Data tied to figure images
-- Begin --

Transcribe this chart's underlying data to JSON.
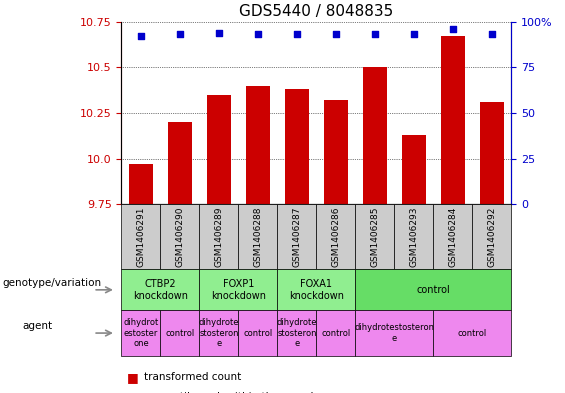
{
  "title": "GDS5440 / 8048835",
  "samples": [
    "GSM1406291",
    "GSM1406290",
    "GSM1406289",
    "GSM1406288",
    "GSM1406287",
    "GSM1406286",
    "GSM1406285",
    "GSM1406293",
    "GSM1406284",
    "GSM1406292"
  ],
  "transformed_counts": [
    9.97,
    10.2,
    10.35,
    10.4,
    10.38,
    10.32,
    10.5,
    10.13,
    10.67,
    10.31
  ],
  "percentile_ranks": [
    92,
    93,
    94,
    93,
    93,
    93,
    93,
    93,
    96,
    93
  ],
  "ylim_left": [
    9.75,
    10.75
  ],
  "ylim_right": [
    0,
    100
  ],
  "yticks_left": [
    9.75,
    10.0,
    10.25,
    10.5,
    10.75
  ],
  "yticks_right": [
    0,
    25,
    50,
    75,
    100
  ],
  "bar_color": "#cc0000",
  "dot_color": "#0000cc",
  "bg_color": "#ffffff",
  "sample_box_color": "#cccccc",
  "genotype_groups": [
    {
      "label": "CTBP2\nknockdown",
      "start": 0,
      "end": 2,
      "color": "#90EE90"
    },
    {
      "label": "FOXP1\nknockdown",
      "start": 2,
      "end": 4,
      "color": "#90EE90"
    },
    {
      "label": "FOXA1\nknockdown",
      "start": 4,
      "end": 6,
      "color": "#90EE90"
    },
    {
      "label": "control",
      "start": 6,
      "end": 10,
      "color": "#66dd66"
    }
  ],
  "agent_groups": [
    {
      "label": "dihydrot\nestoster\none",
      "start": 0,
      "end": 1,
      "color": "#ee88ee"
    },
    {
      "label": "control",
      "start": 1,
      "end": 2,
      "color": "#ee88ee"
    },
    {
      "label": "dihydrote\nstosteron\ne",
      "start": 2,
      "end": 3,
      "color": "#ee88ee"
    },
    {
      "label": "control",
      "start": 3,
      "end": 4,
      "color": "#ee88ee"
    },
    {
      "label": "dihydrote\nstosteron\ne",
      "start": 4,
      "end": 5,
      "color": "#ee88ee"
    },
    {
      "label": "control",
      "start": 5,
      "end": 6,
      "color": "#ee88ee"
    },
    {
      "label": "dihydrotestosteron\ne",
      "start": 6,
      "end": 8,
      "color": "#ee88ee"
    },
    {
      "label": "control",
      "start": 8,
      "end": 10,
      "color": "#ee88ee"
    }
  ],
  "left_label_color": "#cc0000",
  "right_label_color": "#0000cc",
  "title_fontsize": 11,
  "tick_fontsize": 8,
  "sample_fontsize": 6.5,
  "annotation_fontsize": 7
}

-- End --

TASK INSTRUCTIONS
Pictures are not part of the copy; output everything else in the records exactly.

RESULT OF THIS TASK
Transcribe this chart's underlying data to JSON.
{
  "title": "GDS5440 / 8048835",
  "samples": [
    "GSM1406291",
    "GSM1406290",
    "GSM1406289",
    "GSM1406288",
    "GSM1406287",
    "GSM1406286",
    "GSM1406285",
    "GSM1406293",
    "GSM1406284",
    "GSM1406292"
  ],
  "transformed_counts": [
    9.97,
    10.2,
    10.35,
    10.4,
    10.38,
    10.32,
    10.5,
    10.13,
    10.67,
    10.31
  ],
  "percentile_ranks": [
    92,
    93,
    94,
    93,
    93,
    93,
    93,
    93,
    96,
    93
  ],
  "ylim_left": [
    9.75,
    10.75
  ],
  "ylim_right": [
    0,
    100
  ],
  "yticks_left": [
    9.75,
    10.0,
    10.25,
    10.5,
    10.75
  ],
  "yticks_right": [
    0,
    25,
    50,
    75,
    100
  ],
  "bar_color": "#cc0000",
  "dot_color": "#0000cc",
  "bg_color": "#ffffff",
  "sample_box_color": "#cccccc",
  "genotype_groups": [
    {
      "label": "CTBP2\nknockdown",
      "start": 0,
      "end": 2,
      "color": "#90EE90"
    },
    {
      "label": "FOXP1\nknockdown",
      "start": 2,
      "end": 4,
      "color": "#90EE90"
    },
    {
      "label": "FOXA1\nknockdown",
      "start": 4,
      "end": 6,
      "color": "#90EE90"
    },
    {
      "label": "control",
      "start": 6,
      "end": 10,
      "color": "#66dd66"
    }
  ],
  "agent_groups": [
    {
      "label": "dihydrot\nestoster\none",
      "start": 0,
      "end": 1,
      "color": "#ee88ee"
    },
    {
      "label": "control",
      "start": 1,
      "end": 2,
      "color": "#ee88ee"
    },
    {
      "label": "dihydrote\nstosteron\ne",
      "start": 2,
      "end": 3,
      "color": "#ee88ee"
    },
    {
      "label": "control",
      "start": 3,
      "end": 4,
      "color": "#ee88ee"
    },
    {
      "label": "dihydrote\nstosteron\ne",
      "start": 4,
      "end": 5,
      "color": "#ee88ee"
    },
    {
      "label": "control",
      "start": 5,
      "end": 6,
      "color": "#ee88ee"
    },
    {
      "label": "dihydrotestosteron\ne",
      "start": 6,
      "end": 8,
      "color": "#ee88ee"
    },
    {
      "label": "control",
      "start": 8,
      "end": 10,
      "color": "#ee88ee"
    }
  ],
  "left_label_color": "#cc0000",
  "right_label_color": "#0000cc",
  "title_fontsize": 11,
  "tick_fontsize": 8,
  "sample_fontsize": 6.5,
  "annotation_fontsize": 7
}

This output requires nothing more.